### Task description:
Below are the records. List every line holding the word "screenshot".

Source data
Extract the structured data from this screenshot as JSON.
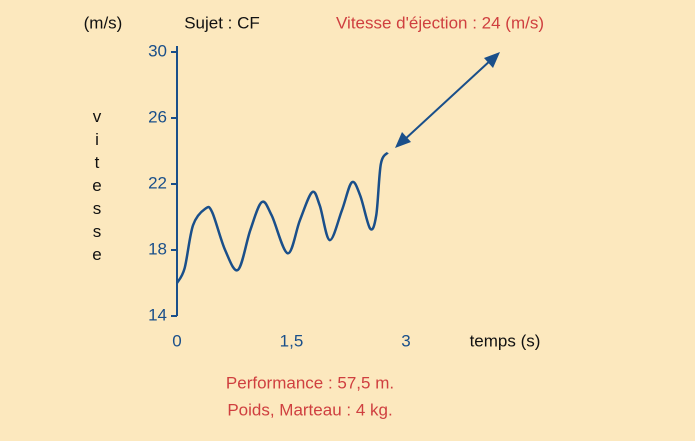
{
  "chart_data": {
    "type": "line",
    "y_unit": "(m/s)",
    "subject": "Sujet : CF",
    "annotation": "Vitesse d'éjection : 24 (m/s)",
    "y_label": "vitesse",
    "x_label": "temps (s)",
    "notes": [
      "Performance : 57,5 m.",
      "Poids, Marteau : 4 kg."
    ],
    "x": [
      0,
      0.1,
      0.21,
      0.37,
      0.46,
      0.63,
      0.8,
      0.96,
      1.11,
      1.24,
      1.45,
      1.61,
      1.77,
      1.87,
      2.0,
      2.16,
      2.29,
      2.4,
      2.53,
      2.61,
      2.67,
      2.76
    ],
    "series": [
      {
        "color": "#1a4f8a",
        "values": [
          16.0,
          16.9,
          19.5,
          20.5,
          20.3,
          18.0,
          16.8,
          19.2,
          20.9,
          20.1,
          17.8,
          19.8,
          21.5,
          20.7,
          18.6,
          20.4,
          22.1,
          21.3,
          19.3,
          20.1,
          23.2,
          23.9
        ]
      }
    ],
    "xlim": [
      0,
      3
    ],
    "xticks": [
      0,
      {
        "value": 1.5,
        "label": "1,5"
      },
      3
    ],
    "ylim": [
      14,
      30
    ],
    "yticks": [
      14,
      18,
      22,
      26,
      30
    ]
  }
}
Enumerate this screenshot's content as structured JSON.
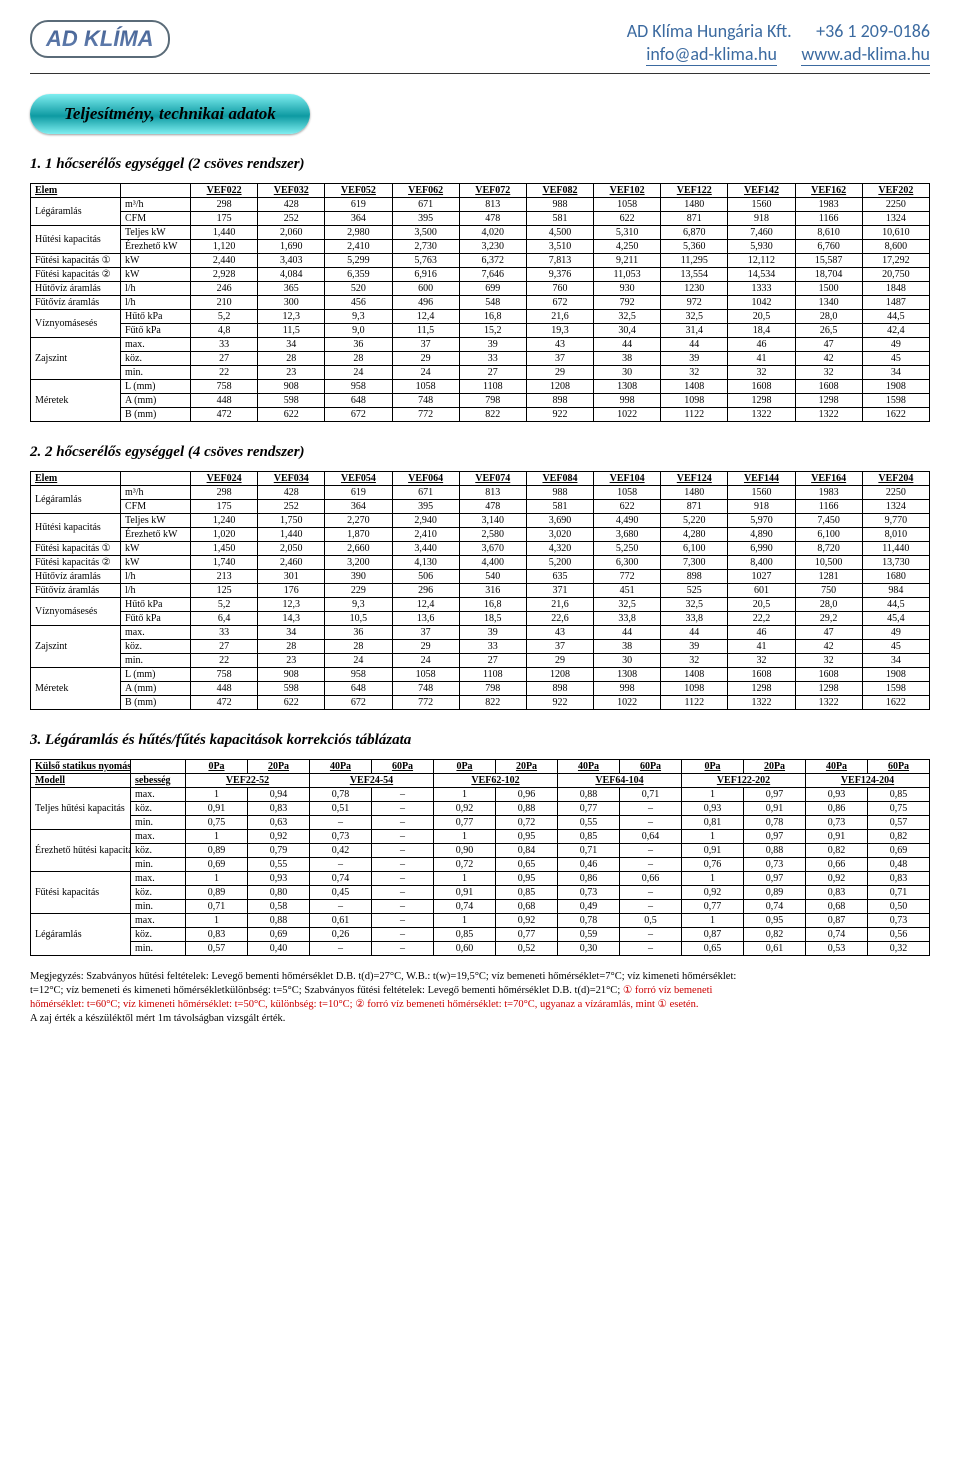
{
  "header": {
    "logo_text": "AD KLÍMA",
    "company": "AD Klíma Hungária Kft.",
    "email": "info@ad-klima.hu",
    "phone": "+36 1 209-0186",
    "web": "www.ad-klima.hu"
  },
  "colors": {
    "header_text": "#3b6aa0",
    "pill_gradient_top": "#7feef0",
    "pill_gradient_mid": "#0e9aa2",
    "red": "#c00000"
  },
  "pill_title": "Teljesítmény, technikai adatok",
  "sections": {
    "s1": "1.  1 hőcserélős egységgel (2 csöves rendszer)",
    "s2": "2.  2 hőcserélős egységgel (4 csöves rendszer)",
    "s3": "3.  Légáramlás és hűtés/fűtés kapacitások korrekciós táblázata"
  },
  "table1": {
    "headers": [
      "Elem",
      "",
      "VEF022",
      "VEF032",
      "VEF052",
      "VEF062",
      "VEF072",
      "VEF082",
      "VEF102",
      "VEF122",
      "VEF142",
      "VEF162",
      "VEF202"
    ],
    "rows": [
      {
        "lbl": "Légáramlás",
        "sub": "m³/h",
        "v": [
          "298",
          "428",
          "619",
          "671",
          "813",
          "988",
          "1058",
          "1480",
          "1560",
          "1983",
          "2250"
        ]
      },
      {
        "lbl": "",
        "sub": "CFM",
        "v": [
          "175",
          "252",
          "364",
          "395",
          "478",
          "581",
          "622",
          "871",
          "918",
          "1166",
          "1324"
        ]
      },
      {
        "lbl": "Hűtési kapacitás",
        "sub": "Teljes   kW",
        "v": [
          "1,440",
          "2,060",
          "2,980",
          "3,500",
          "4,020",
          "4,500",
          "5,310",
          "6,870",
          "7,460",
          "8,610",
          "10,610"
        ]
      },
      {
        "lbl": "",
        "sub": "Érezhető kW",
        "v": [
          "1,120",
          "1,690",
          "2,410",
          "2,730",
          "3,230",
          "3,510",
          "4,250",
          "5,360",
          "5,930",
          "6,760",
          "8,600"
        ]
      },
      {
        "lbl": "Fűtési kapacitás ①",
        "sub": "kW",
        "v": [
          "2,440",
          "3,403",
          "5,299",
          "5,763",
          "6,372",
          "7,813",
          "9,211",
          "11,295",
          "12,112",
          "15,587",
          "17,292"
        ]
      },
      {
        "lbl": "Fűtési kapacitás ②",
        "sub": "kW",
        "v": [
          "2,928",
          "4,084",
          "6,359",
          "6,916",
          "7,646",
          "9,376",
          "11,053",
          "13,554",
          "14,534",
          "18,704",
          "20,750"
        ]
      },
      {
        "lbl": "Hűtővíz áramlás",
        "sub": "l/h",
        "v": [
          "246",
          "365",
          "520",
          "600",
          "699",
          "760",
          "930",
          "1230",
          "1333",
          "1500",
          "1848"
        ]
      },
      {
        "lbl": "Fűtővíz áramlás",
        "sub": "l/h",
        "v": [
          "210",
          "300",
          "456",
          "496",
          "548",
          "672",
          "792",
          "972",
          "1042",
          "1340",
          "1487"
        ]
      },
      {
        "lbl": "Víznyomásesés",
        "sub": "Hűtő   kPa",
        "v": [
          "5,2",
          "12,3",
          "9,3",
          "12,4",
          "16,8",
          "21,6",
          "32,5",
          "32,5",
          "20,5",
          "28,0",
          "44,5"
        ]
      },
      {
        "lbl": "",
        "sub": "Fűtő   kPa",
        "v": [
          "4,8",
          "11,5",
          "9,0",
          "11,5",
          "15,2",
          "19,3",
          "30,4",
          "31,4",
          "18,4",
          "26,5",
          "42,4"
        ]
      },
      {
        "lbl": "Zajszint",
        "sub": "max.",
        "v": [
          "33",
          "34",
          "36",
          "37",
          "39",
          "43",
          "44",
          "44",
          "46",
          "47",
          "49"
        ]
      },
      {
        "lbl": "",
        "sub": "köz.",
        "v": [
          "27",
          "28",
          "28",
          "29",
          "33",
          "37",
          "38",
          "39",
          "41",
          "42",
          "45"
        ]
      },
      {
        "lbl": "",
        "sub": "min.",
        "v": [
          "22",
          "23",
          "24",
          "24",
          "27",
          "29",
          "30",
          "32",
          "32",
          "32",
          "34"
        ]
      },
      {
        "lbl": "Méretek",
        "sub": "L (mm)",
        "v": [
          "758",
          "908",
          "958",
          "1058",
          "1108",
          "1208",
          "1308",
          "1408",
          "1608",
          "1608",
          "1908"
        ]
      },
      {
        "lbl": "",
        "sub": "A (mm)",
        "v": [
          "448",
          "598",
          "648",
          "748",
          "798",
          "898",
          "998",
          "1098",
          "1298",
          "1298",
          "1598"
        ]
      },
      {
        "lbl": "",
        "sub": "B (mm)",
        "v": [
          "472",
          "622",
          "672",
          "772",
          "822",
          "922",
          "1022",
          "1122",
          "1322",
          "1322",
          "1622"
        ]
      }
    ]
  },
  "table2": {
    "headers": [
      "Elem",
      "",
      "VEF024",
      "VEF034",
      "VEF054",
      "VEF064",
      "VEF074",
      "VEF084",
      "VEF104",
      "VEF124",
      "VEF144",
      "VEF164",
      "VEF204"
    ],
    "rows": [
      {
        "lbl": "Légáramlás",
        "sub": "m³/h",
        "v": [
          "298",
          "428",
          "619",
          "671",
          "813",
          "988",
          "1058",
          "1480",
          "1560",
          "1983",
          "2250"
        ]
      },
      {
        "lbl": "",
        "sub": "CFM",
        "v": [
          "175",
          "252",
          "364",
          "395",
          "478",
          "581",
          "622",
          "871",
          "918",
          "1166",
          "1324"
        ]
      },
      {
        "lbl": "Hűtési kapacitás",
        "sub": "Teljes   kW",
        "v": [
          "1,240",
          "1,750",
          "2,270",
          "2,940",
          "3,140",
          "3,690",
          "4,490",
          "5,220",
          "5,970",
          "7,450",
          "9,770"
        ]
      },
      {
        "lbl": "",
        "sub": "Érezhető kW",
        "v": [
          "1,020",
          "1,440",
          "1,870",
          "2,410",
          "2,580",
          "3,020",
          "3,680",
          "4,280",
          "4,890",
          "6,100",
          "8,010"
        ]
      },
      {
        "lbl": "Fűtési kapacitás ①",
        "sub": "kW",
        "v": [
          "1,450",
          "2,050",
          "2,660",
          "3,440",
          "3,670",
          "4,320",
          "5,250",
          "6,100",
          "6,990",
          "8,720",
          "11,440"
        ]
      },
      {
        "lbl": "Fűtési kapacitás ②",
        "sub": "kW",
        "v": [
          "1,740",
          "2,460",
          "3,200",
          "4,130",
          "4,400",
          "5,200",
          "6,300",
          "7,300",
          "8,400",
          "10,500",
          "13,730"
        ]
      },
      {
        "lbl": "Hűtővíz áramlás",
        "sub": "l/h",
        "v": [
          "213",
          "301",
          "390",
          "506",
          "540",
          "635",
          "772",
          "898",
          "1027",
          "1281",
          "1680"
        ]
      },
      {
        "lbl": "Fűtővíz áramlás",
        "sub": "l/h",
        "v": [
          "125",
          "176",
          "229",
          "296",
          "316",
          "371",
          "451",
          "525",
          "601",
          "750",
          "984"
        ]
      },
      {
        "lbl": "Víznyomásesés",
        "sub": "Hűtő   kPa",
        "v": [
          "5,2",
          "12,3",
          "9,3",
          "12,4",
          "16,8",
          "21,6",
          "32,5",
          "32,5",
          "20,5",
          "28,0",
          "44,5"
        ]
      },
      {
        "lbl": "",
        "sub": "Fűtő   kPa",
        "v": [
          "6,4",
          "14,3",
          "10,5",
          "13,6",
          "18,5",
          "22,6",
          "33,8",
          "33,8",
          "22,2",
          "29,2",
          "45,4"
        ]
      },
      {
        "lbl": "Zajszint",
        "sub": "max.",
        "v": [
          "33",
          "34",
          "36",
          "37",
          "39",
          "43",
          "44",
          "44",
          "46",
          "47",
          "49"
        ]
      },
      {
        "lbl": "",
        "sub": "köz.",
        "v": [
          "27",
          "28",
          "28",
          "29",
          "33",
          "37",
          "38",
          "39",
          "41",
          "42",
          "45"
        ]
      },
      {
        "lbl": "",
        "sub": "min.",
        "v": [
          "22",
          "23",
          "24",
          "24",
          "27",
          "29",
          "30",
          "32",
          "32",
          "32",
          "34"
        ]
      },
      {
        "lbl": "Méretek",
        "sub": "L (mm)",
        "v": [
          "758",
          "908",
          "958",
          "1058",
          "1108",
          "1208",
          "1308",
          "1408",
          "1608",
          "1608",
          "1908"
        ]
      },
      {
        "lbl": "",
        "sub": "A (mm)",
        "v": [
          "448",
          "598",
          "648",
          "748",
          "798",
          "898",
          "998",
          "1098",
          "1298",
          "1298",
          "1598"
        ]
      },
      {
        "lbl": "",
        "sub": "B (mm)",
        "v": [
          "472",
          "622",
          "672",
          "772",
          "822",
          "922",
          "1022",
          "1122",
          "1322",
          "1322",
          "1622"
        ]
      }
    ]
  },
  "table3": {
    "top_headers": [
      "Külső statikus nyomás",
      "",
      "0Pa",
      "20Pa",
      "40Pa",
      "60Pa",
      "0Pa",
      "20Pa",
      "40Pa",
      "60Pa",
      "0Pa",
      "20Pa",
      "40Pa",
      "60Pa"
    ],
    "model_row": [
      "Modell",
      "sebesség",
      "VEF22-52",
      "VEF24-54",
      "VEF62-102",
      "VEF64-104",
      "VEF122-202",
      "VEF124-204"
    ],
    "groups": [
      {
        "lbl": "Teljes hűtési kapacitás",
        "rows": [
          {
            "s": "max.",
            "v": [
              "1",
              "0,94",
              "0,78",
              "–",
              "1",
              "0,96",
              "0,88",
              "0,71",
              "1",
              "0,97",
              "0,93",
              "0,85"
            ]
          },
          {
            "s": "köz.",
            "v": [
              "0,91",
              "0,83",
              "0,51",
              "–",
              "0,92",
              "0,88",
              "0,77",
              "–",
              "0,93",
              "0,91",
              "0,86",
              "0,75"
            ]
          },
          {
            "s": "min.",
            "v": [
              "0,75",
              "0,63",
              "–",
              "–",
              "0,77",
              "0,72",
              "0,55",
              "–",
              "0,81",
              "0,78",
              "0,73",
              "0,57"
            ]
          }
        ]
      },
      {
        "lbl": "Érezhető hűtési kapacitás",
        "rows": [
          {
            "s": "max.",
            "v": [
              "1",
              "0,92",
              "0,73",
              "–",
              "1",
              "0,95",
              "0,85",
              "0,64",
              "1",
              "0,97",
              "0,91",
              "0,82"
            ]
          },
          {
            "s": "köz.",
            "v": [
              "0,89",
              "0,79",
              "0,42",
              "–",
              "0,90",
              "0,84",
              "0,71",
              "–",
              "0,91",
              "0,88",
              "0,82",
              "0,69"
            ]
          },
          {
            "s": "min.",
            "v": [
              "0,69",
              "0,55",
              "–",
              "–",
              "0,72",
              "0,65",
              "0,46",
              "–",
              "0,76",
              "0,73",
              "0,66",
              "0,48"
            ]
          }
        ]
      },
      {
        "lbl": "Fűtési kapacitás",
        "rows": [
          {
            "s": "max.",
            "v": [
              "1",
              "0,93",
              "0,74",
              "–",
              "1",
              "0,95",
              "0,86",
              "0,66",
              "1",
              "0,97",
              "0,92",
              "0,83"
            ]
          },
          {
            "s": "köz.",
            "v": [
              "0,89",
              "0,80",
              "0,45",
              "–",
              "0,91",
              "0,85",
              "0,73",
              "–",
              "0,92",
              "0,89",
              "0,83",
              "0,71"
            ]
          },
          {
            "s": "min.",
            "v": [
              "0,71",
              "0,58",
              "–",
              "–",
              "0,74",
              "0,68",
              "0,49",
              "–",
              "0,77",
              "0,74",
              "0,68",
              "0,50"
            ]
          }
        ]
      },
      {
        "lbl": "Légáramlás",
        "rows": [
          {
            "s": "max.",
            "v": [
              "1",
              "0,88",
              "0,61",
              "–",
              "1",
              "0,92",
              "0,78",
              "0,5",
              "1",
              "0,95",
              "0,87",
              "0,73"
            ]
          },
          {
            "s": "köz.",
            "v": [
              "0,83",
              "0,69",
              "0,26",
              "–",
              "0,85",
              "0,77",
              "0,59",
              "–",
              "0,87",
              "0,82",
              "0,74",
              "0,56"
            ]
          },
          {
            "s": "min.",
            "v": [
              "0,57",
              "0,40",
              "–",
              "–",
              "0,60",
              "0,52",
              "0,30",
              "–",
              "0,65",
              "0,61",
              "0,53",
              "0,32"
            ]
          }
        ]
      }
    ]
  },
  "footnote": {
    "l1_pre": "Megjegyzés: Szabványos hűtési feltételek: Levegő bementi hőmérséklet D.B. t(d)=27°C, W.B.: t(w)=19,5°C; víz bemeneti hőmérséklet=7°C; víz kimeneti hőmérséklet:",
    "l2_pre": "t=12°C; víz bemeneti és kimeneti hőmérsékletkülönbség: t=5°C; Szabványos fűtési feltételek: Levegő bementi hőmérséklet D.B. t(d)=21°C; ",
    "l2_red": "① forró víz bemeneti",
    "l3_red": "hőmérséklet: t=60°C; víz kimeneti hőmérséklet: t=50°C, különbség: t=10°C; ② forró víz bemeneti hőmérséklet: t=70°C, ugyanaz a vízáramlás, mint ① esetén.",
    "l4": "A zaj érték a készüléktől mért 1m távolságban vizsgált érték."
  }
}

### The output:
Extract the structured data from this screenshot as JSON.
Enumerate this screenshot's content as structured JSON.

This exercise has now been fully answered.